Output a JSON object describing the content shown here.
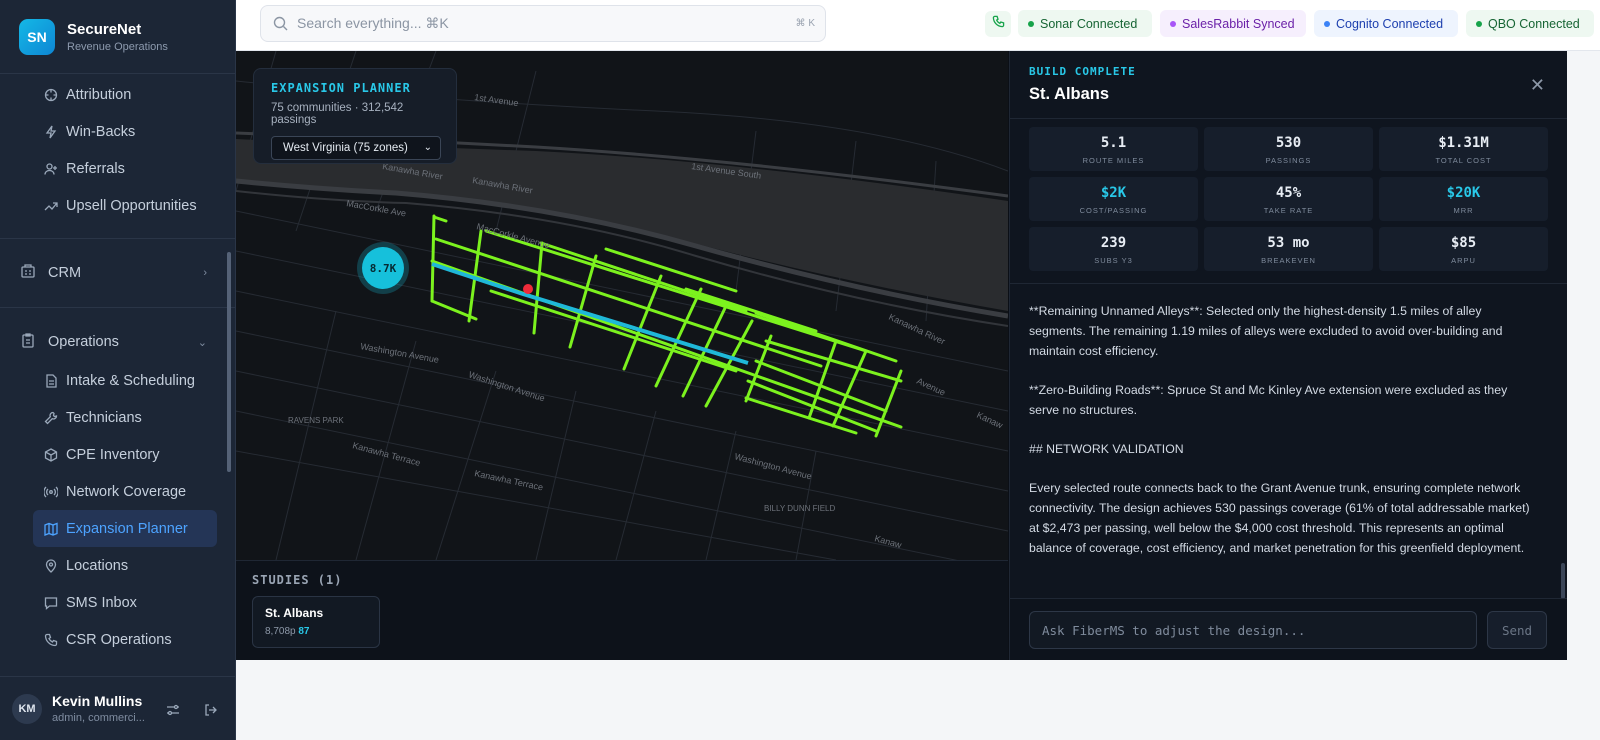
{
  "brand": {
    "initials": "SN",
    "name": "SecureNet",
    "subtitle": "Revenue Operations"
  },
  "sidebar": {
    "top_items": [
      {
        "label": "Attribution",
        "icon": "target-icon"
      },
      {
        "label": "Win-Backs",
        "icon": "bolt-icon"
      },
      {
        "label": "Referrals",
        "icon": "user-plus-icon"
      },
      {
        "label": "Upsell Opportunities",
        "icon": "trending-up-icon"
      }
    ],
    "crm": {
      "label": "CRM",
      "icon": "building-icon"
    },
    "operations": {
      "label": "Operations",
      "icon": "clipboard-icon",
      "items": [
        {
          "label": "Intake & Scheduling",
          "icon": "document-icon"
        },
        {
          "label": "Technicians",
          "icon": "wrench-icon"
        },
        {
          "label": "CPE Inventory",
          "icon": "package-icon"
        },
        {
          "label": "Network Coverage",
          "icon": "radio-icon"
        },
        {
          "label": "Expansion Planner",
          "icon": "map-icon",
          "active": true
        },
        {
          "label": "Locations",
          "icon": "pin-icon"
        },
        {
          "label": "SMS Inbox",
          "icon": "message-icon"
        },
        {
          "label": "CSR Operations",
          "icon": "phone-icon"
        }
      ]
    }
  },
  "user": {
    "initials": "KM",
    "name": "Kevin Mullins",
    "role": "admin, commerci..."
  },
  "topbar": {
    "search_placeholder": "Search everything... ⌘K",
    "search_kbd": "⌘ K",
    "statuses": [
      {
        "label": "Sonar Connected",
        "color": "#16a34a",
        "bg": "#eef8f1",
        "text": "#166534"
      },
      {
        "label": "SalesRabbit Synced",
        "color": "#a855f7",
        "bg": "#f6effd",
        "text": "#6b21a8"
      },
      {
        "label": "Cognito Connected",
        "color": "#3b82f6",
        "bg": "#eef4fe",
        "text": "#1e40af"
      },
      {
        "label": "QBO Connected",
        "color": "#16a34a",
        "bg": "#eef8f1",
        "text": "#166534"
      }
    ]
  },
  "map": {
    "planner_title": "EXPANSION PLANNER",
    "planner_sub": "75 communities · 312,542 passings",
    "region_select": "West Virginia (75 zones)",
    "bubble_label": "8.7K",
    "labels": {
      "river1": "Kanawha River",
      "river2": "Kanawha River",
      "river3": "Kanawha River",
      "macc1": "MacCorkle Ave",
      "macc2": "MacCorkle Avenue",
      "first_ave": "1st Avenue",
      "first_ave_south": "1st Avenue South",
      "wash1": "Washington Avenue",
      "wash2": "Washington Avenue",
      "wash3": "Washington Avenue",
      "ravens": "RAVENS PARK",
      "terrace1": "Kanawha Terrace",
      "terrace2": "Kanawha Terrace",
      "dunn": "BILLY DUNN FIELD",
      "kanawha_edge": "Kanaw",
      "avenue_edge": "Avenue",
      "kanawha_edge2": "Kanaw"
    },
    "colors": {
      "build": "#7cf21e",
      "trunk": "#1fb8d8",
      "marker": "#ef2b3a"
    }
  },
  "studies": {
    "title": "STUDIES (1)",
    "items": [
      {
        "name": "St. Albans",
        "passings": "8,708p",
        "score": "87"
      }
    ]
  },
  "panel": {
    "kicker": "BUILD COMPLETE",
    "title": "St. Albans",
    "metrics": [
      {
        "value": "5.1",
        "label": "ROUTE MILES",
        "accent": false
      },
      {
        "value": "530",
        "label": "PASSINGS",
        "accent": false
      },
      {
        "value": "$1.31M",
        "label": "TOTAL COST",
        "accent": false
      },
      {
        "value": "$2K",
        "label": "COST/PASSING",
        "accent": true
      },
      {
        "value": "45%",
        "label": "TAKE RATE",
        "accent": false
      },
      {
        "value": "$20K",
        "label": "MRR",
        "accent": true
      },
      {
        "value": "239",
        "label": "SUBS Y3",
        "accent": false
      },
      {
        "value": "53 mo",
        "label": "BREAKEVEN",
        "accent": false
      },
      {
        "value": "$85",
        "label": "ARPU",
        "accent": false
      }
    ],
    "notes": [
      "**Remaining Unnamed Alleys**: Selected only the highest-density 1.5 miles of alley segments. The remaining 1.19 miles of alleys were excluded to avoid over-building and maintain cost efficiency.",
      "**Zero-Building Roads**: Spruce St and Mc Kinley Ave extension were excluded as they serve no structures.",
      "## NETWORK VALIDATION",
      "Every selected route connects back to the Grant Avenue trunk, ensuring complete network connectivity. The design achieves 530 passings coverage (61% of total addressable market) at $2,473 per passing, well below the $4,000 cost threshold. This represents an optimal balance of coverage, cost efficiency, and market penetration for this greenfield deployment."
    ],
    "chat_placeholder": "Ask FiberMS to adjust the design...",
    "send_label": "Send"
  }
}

· · · · ·

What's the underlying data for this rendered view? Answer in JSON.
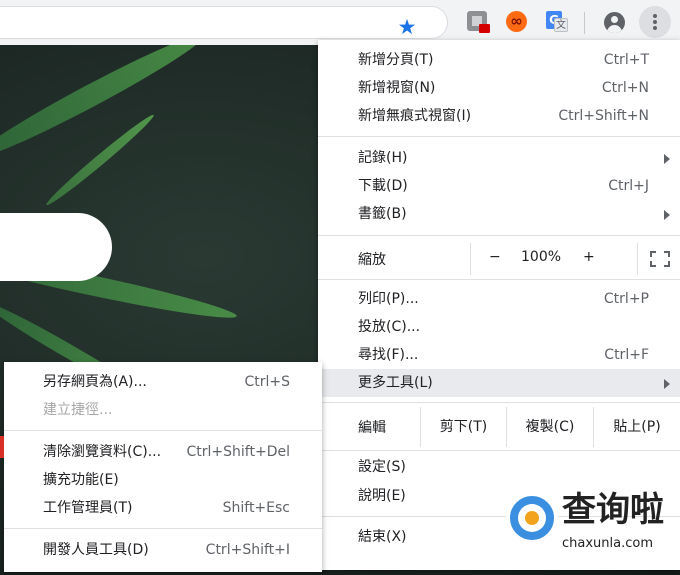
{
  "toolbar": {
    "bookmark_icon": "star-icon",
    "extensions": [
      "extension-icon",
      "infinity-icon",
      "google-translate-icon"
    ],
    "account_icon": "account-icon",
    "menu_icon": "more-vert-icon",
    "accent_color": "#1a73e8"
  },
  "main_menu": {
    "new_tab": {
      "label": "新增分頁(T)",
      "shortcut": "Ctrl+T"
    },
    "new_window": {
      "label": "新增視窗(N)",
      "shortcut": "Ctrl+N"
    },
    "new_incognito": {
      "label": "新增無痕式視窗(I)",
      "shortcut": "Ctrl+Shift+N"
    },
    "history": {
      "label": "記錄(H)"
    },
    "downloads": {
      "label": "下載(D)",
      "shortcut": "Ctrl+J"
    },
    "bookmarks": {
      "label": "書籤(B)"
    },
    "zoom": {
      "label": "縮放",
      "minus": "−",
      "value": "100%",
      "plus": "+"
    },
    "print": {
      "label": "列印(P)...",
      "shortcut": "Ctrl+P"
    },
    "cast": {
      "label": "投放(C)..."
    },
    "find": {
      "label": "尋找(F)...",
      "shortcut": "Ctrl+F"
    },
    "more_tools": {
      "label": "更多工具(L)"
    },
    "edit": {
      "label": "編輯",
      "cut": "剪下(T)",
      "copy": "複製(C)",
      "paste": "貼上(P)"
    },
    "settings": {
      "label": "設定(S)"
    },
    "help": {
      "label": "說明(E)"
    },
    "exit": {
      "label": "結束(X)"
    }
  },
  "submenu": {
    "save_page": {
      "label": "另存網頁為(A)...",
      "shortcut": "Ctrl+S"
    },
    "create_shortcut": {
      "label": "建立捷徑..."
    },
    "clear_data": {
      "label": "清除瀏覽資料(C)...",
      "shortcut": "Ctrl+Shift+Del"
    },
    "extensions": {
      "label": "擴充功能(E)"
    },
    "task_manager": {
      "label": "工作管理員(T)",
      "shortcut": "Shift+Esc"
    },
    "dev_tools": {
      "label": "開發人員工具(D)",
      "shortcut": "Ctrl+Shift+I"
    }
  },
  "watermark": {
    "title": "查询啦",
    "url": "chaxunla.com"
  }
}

· · · · ·

GIVEN TASK
Determine how many lines of the listing hold the word "text" and reply with that figure alone.

TASK SOLUTION
4